**DATA LINES**
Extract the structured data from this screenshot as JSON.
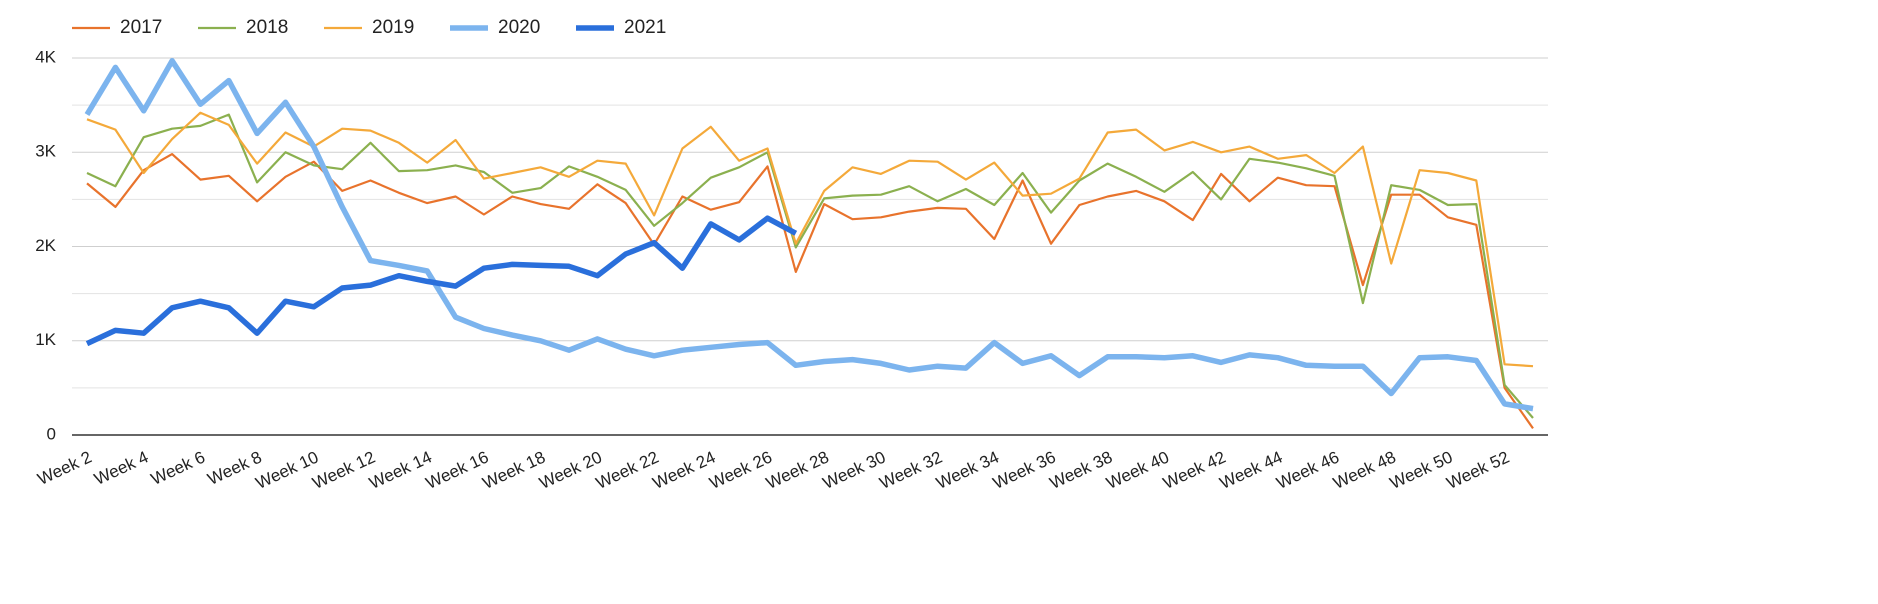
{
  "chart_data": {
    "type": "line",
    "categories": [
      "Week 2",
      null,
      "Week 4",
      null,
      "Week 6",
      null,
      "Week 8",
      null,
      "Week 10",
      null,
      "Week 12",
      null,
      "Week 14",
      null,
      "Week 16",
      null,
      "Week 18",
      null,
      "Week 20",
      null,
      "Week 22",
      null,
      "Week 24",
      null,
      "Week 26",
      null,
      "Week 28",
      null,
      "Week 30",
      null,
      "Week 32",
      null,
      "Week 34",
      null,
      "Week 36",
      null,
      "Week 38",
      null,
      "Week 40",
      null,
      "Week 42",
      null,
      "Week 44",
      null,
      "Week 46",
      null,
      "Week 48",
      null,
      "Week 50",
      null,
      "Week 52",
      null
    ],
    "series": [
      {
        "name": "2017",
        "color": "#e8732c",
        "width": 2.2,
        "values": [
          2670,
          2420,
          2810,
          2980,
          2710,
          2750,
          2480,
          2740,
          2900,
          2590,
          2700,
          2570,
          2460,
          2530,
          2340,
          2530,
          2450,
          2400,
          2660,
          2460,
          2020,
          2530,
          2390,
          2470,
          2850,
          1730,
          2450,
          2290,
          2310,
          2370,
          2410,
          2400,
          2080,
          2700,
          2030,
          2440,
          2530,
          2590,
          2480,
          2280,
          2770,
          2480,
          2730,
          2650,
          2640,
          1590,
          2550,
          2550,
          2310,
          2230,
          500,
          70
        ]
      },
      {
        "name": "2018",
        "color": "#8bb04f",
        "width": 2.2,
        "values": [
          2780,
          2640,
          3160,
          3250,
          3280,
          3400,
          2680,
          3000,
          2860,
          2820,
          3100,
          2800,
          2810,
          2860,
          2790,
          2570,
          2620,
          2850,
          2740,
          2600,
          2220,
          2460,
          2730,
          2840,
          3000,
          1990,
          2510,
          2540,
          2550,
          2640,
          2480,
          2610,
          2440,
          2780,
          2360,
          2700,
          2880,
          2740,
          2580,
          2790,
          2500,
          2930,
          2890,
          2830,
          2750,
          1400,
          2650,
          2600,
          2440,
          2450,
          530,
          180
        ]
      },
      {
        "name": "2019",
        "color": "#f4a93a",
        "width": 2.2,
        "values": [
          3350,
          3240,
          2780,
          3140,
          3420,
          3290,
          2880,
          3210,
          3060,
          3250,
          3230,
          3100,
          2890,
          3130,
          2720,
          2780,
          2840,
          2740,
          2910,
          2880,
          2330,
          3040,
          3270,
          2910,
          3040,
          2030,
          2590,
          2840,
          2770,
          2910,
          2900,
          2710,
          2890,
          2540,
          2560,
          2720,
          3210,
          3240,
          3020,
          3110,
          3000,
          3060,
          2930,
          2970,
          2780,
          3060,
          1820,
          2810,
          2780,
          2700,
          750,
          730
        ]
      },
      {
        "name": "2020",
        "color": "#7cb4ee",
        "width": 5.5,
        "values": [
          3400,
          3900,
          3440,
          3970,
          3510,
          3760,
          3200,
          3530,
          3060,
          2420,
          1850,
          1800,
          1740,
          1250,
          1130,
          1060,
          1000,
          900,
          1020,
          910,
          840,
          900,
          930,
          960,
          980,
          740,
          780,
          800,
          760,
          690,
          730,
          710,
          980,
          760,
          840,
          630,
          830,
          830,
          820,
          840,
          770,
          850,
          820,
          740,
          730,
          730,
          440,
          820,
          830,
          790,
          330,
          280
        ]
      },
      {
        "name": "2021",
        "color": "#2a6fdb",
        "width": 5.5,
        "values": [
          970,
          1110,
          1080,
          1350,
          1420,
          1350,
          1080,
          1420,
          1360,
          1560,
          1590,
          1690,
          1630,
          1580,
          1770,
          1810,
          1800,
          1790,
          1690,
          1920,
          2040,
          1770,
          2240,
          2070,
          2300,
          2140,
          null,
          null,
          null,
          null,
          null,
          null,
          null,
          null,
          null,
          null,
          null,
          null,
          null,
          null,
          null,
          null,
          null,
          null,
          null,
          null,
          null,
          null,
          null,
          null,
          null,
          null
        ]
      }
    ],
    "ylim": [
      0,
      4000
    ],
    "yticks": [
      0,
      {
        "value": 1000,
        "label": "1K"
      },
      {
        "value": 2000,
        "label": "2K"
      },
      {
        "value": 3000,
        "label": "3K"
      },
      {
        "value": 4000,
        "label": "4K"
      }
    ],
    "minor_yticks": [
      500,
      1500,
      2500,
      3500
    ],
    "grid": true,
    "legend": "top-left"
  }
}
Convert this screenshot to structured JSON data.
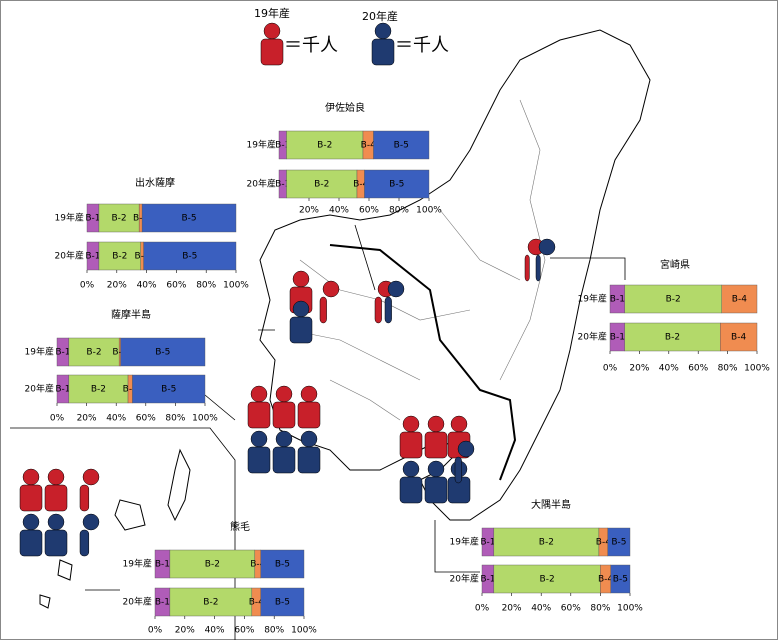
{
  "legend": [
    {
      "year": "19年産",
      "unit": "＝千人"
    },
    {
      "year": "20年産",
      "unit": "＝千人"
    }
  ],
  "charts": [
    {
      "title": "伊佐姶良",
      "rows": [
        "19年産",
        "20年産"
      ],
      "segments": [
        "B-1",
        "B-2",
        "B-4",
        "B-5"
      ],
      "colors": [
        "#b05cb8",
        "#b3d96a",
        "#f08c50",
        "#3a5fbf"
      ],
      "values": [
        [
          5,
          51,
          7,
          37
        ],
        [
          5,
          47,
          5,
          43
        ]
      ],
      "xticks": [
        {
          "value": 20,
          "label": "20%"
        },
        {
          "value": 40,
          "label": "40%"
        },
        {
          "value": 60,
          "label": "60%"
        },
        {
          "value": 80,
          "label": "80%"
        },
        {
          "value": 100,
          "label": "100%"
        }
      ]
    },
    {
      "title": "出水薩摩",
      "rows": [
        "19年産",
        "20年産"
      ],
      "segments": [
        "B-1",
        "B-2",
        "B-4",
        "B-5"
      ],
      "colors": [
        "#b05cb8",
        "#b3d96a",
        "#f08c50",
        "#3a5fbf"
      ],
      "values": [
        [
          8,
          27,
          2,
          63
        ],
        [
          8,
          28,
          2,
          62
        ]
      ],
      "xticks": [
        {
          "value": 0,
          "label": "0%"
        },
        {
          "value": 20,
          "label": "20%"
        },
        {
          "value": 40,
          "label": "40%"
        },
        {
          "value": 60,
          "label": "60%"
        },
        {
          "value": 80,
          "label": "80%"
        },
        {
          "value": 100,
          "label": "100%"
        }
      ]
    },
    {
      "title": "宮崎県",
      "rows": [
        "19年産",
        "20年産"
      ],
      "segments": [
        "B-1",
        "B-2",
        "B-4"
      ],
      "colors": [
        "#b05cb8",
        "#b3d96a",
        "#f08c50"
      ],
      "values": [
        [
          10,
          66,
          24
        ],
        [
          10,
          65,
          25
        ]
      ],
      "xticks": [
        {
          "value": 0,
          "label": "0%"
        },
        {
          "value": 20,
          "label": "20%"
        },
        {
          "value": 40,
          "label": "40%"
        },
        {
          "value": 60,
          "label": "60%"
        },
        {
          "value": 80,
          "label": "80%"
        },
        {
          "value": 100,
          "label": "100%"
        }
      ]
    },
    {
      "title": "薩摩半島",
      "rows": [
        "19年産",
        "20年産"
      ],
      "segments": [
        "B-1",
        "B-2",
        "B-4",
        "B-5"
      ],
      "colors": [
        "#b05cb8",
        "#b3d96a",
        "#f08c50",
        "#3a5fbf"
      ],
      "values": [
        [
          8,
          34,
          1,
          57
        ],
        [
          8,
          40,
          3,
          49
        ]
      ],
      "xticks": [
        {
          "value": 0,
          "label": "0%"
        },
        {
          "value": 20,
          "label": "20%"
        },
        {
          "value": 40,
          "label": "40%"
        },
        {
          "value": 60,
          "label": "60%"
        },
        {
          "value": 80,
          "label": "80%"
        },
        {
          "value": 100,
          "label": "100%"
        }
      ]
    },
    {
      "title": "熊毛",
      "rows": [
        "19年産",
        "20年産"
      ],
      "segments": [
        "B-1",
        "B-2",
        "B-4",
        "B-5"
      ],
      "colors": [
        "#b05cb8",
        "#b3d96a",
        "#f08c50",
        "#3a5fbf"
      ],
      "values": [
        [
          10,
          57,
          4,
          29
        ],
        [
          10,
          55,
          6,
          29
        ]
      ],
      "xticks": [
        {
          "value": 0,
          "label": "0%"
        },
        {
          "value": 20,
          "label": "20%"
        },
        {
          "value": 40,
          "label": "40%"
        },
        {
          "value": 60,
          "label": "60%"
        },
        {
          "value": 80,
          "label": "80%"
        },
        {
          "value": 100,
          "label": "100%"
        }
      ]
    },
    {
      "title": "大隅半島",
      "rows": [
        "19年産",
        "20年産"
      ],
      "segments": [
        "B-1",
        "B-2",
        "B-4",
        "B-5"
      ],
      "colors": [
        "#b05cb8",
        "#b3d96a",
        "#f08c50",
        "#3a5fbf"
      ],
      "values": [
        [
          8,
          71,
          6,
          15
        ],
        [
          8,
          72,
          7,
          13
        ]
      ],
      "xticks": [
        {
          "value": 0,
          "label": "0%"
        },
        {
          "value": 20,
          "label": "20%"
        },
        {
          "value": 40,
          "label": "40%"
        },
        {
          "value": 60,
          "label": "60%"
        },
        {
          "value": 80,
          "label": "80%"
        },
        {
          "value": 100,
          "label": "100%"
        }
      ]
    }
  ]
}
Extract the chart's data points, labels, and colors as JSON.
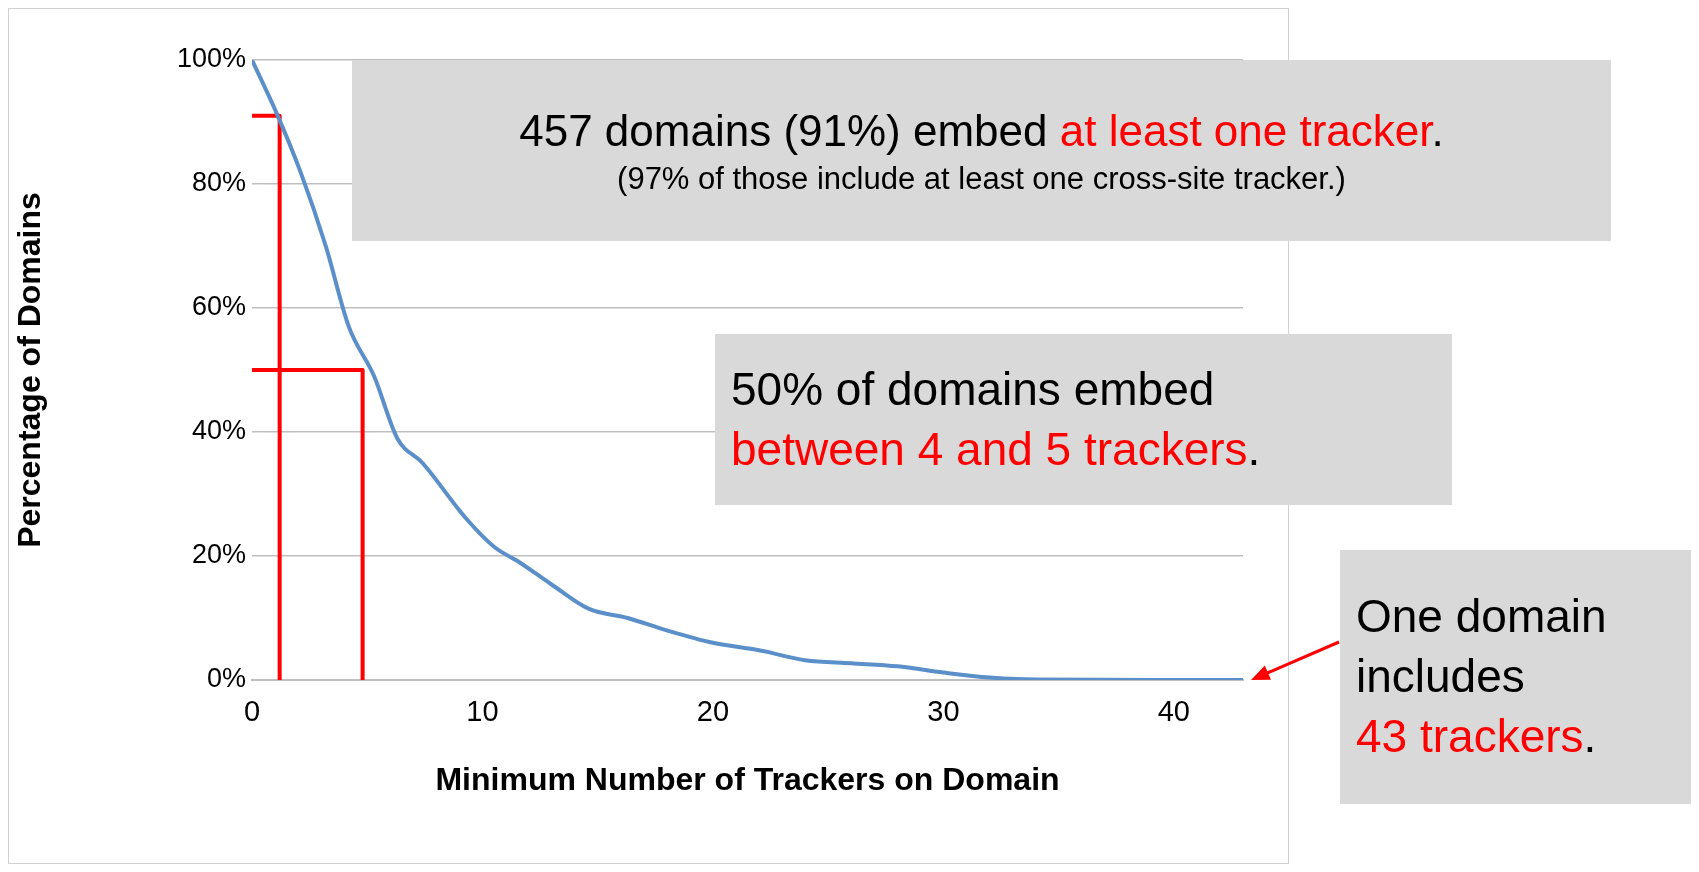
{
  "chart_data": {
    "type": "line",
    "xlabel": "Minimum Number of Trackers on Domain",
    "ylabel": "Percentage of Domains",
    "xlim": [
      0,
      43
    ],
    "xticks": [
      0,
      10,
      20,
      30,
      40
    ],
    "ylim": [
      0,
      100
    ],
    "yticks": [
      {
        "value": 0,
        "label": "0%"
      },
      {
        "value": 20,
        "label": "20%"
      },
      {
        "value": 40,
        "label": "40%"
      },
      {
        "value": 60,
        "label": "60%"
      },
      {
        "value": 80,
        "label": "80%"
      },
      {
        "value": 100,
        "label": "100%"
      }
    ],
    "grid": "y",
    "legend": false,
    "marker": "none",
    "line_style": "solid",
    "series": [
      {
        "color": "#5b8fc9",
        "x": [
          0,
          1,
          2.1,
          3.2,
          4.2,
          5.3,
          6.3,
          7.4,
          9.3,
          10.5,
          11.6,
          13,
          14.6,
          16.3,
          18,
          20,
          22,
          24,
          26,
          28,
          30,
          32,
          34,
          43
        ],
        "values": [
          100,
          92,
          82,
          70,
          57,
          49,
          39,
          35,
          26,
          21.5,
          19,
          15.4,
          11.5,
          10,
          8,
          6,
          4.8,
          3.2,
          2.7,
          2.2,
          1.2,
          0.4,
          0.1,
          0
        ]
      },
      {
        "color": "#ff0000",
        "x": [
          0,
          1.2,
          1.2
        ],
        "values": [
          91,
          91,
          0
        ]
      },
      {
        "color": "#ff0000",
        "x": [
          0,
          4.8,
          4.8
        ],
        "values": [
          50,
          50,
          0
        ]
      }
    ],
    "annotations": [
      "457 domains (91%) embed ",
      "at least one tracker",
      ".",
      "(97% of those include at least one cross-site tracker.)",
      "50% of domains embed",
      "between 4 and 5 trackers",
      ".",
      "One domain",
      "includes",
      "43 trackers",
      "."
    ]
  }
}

**SHORT TASK**
Determine how many of the lines above hold the word "Extract", and output that number by itself.

**SOLUTION**
2